__OBJECTIVE__:
Reading down the listing below, count the lines where the word "Miocene" shows up, then give only that count.
## begin DATASET RECORDS
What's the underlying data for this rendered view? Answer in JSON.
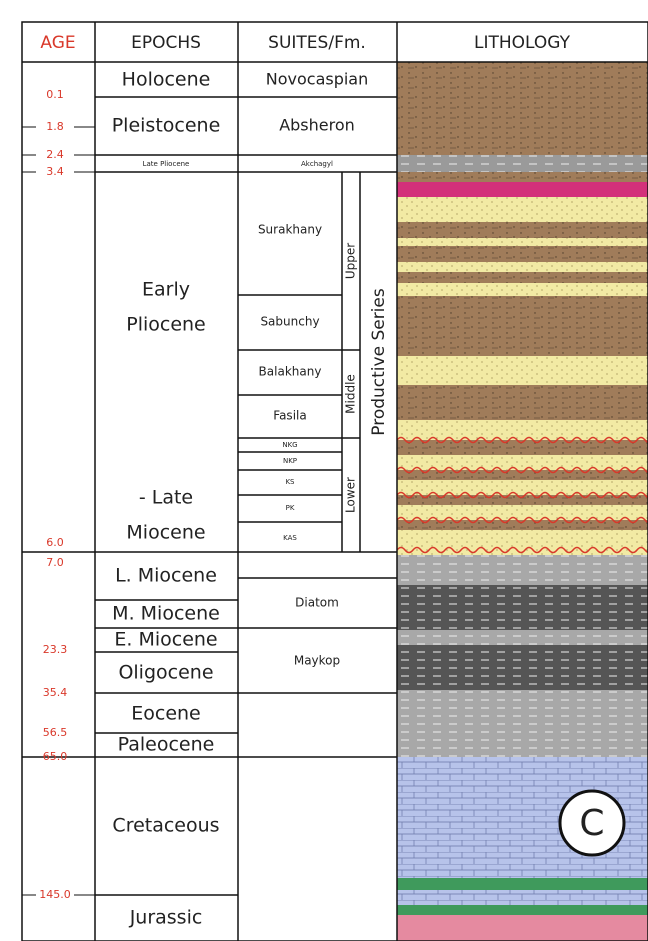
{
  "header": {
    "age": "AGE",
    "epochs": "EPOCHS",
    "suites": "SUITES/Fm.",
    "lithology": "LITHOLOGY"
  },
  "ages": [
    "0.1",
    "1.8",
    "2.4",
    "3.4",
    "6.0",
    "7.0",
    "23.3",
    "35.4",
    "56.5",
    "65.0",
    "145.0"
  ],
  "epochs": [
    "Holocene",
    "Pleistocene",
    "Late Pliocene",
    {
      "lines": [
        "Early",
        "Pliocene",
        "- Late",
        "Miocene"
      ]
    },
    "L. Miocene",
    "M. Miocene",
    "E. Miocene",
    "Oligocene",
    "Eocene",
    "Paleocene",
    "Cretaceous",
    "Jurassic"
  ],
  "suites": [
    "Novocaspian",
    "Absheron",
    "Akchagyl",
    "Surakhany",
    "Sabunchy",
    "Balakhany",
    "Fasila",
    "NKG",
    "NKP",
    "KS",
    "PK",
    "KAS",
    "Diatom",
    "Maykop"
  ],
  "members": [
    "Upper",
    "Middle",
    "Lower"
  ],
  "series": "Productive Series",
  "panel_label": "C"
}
## end DATASET RECORDS
## begin DATASET RECORDS
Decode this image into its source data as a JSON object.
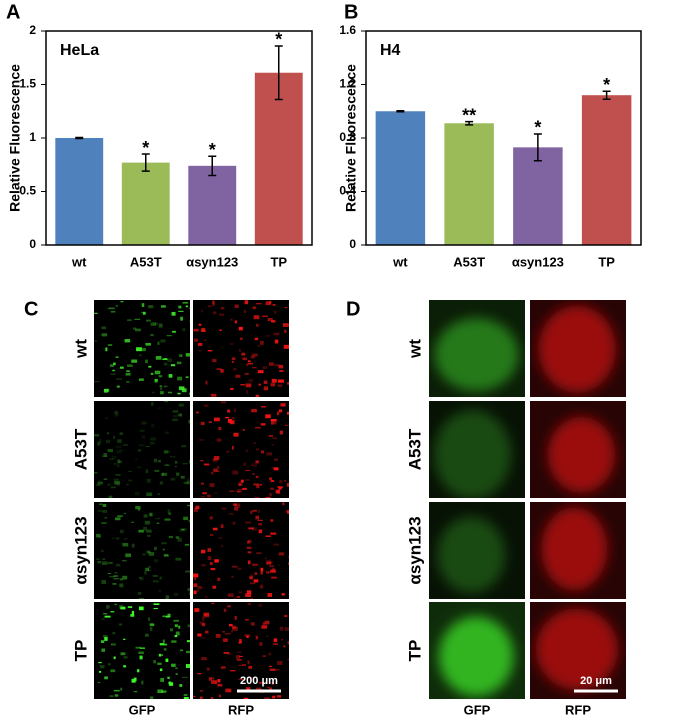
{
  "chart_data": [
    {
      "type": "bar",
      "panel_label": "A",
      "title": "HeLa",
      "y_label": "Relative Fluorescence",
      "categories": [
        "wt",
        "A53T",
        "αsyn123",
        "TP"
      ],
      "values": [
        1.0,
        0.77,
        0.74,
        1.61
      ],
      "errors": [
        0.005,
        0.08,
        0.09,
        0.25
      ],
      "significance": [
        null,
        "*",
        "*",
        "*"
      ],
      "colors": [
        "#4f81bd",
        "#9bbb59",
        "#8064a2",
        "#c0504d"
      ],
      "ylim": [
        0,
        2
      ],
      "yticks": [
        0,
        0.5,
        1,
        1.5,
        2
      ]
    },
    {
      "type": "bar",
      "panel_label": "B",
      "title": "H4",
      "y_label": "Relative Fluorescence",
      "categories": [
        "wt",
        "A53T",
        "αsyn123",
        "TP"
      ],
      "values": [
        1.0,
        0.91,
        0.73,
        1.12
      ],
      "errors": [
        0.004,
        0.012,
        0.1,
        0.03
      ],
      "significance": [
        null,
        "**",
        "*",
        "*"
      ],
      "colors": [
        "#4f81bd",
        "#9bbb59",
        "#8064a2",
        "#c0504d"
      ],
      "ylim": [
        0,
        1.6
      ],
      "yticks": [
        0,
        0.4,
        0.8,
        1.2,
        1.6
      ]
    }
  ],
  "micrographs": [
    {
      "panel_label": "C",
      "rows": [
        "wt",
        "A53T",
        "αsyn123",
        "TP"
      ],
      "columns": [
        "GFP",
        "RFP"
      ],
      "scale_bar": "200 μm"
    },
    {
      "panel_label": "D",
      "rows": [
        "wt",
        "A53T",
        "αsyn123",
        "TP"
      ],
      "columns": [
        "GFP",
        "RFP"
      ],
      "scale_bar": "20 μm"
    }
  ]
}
## end DATASET RECORDS
## begin DATASET RECORDS
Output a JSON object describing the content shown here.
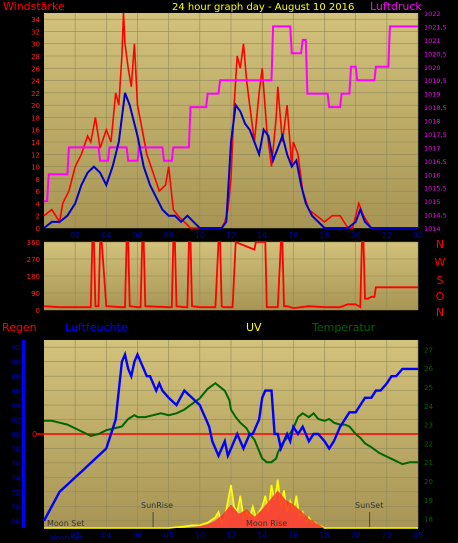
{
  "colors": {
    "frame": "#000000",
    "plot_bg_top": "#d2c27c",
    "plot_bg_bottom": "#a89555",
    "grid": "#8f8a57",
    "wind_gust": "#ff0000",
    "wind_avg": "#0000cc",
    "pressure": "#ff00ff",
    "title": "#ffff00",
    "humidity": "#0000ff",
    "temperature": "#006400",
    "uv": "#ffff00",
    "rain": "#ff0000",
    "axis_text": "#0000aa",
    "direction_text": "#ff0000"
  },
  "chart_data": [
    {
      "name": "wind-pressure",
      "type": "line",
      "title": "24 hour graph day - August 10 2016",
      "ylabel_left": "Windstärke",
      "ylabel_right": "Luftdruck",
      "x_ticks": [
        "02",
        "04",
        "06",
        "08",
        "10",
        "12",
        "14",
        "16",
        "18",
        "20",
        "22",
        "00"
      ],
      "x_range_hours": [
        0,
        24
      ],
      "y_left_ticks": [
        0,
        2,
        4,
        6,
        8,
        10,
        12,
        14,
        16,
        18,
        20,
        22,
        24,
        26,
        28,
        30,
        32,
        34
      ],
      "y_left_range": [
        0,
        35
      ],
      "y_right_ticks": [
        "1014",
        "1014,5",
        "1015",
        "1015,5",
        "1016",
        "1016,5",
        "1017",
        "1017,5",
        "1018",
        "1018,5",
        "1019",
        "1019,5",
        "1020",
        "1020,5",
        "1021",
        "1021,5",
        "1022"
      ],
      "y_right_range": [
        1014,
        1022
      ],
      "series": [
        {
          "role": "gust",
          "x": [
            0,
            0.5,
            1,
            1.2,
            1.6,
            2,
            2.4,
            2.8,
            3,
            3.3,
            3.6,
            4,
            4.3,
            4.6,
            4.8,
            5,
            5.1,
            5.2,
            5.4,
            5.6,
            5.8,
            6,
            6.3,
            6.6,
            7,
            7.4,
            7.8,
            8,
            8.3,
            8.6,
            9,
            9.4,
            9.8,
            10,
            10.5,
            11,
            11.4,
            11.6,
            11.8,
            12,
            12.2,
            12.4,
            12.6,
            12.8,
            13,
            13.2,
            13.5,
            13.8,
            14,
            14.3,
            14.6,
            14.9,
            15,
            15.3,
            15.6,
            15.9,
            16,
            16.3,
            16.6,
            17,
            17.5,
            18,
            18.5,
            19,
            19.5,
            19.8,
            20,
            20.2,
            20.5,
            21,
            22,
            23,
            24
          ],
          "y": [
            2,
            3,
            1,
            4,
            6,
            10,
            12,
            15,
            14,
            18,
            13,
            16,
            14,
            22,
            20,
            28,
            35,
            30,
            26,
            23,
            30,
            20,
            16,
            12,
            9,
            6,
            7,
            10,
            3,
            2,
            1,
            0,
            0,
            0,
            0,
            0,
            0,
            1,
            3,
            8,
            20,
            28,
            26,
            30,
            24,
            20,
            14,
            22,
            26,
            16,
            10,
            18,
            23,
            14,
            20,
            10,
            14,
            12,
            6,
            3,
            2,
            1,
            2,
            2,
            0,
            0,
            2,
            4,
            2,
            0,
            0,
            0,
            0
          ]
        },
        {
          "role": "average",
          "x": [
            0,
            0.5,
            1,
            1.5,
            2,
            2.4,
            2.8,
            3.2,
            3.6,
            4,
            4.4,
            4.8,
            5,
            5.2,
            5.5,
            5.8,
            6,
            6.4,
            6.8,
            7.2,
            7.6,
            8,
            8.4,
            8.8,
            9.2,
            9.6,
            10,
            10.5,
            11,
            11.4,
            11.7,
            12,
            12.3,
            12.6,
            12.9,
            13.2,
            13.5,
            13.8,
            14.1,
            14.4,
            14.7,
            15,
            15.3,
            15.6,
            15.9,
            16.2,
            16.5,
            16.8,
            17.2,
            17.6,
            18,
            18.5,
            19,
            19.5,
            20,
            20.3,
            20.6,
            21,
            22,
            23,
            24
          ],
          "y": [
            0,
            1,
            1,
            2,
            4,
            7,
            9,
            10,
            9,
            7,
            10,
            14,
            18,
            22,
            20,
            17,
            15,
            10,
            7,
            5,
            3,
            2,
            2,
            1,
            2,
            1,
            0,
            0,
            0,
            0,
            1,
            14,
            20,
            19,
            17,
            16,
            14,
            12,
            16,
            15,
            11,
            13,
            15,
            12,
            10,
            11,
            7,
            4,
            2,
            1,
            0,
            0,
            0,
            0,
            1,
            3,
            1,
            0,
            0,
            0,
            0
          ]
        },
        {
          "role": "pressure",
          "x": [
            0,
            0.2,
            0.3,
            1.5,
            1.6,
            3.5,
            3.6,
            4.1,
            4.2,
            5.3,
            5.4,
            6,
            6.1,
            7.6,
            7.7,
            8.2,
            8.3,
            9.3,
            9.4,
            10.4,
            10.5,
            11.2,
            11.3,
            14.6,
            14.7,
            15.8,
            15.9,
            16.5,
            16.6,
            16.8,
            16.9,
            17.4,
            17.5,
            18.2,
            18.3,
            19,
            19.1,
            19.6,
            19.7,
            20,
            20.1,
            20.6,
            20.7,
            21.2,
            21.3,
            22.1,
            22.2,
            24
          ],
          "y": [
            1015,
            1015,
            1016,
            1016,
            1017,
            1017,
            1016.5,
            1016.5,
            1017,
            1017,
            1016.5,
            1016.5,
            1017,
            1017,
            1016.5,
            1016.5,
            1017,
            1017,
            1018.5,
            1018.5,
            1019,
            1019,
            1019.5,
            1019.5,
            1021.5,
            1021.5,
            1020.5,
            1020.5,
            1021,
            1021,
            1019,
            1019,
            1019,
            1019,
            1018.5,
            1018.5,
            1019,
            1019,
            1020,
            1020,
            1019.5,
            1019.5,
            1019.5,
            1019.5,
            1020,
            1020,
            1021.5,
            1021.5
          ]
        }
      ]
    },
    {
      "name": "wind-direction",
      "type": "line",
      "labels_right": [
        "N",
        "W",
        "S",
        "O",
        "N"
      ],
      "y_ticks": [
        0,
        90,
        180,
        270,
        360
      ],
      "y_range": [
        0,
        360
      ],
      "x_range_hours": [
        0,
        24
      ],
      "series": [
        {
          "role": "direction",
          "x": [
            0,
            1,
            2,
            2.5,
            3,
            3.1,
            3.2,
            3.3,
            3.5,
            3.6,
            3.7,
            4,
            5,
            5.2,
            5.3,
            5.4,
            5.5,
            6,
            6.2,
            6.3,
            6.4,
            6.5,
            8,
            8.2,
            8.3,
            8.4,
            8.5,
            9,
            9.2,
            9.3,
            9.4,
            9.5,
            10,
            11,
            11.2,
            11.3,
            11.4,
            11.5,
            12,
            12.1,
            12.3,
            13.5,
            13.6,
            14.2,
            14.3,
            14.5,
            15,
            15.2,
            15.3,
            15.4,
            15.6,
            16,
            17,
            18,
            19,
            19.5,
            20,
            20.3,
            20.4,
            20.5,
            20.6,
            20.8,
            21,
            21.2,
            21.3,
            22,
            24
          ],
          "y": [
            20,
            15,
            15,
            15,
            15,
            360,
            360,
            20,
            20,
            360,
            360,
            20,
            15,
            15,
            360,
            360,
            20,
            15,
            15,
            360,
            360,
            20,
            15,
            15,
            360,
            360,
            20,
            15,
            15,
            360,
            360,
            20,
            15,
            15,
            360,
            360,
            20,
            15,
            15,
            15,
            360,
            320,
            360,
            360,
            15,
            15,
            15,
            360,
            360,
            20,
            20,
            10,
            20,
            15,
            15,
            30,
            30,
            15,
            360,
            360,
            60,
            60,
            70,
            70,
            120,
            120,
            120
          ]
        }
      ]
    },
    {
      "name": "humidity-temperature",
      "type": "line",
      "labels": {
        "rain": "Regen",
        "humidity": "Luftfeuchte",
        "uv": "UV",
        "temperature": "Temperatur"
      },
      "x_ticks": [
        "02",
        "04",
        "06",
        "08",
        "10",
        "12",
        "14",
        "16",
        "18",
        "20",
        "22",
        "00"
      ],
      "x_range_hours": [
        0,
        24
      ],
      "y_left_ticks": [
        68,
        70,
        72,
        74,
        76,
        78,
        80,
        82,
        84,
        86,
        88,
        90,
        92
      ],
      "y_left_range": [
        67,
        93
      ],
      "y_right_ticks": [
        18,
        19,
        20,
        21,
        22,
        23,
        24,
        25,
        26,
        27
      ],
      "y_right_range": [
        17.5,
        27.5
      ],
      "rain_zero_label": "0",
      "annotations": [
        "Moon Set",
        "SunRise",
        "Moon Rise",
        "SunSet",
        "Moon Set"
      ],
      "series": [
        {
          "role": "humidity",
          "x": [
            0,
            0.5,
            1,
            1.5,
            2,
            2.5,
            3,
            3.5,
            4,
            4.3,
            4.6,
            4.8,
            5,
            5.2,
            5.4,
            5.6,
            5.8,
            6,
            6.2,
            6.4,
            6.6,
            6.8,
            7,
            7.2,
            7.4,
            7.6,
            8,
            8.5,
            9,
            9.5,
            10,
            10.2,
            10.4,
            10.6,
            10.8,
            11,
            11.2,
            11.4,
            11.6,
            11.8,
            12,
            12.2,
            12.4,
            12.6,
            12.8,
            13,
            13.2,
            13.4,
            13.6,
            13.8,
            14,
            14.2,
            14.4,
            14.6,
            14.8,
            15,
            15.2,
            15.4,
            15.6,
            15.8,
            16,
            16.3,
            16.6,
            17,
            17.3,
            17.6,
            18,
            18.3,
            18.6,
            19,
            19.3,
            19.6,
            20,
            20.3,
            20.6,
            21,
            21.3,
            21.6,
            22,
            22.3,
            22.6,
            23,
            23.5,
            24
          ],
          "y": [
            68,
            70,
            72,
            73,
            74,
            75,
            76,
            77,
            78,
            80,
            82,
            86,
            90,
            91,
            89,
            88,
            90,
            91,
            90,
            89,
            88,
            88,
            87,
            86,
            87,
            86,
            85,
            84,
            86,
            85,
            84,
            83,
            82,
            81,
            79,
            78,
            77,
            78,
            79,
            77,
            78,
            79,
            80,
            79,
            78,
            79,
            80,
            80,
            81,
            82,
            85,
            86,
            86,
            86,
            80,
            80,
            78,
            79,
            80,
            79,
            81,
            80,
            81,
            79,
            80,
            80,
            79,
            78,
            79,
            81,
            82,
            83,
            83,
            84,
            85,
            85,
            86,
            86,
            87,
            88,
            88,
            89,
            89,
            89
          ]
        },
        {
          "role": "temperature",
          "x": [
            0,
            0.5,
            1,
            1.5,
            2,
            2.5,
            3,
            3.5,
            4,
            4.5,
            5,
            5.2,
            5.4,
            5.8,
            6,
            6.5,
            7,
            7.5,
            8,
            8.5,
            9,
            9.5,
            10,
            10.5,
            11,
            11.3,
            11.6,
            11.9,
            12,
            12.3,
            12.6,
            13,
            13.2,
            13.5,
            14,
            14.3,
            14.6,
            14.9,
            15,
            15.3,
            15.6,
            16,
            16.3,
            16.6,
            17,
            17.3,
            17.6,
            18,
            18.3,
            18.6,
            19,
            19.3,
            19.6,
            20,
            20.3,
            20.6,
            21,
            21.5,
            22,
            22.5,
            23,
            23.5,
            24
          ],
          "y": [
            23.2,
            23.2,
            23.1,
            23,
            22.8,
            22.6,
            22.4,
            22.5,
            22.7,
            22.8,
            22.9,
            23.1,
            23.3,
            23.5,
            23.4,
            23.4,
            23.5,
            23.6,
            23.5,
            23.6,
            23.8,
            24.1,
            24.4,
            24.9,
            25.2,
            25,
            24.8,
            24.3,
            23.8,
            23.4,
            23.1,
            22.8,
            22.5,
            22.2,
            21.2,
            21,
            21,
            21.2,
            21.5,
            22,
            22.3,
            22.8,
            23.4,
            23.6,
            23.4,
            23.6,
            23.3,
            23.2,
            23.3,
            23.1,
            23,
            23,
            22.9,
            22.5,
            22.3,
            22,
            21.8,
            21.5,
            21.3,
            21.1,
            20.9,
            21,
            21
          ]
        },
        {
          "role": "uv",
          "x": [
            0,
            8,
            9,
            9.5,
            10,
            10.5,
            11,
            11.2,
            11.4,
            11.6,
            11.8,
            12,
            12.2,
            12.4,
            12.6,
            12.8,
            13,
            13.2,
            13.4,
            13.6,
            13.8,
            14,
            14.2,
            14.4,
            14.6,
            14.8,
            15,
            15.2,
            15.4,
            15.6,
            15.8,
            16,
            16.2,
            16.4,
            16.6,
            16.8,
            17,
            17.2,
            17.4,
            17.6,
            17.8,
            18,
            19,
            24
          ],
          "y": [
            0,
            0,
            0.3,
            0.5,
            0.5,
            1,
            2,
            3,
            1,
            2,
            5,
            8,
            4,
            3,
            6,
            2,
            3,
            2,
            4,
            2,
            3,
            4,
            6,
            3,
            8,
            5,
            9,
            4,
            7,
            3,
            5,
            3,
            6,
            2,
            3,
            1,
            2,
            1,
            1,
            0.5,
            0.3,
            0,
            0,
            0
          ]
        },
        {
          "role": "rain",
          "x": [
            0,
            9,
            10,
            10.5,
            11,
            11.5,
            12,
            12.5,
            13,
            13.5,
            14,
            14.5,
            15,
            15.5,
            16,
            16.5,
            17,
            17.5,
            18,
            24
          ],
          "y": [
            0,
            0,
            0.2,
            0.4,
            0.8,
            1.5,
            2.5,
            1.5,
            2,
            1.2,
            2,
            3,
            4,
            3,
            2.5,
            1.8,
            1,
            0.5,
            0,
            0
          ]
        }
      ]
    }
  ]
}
## end DATASET RECORDS
__THE ANSWER__:
4